▶ **WHAT IS ASKED**
Return each line holding the string "access".

▶ **EXCERPTED DATA**

============

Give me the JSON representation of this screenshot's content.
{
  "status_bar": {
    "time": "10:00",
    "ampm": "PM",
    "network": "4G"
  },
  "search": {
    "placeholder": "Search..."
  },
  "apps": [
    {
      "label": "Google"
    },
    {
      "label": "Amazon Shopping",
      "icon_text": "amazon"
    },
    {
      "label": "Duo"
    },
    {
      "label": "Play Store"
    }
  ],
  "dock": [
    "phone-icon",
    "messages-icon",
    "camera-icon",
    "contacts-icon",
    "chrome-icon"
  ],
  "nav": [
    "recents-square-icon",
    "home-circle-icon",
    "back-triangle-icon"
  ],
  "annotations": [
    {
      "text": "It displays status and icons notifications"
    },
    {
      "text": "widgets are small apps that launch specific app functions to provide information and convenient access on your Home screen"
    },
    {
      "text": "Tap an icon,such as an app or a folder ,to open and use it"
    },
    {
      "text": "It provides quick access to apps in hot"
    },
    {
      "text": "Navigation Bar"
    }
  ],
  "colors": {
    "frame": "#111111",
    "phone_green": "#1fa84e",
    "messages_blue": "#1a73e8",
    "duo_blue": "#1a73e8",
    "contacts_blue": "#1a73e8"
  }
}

============

▶ **SOLUTION TO THIS EXERCISE**
      "text": "widgets are small apps that launch specific app functions to provide information and convenient access on your Home screen"
      "text": "It provides quick access to apps in hot"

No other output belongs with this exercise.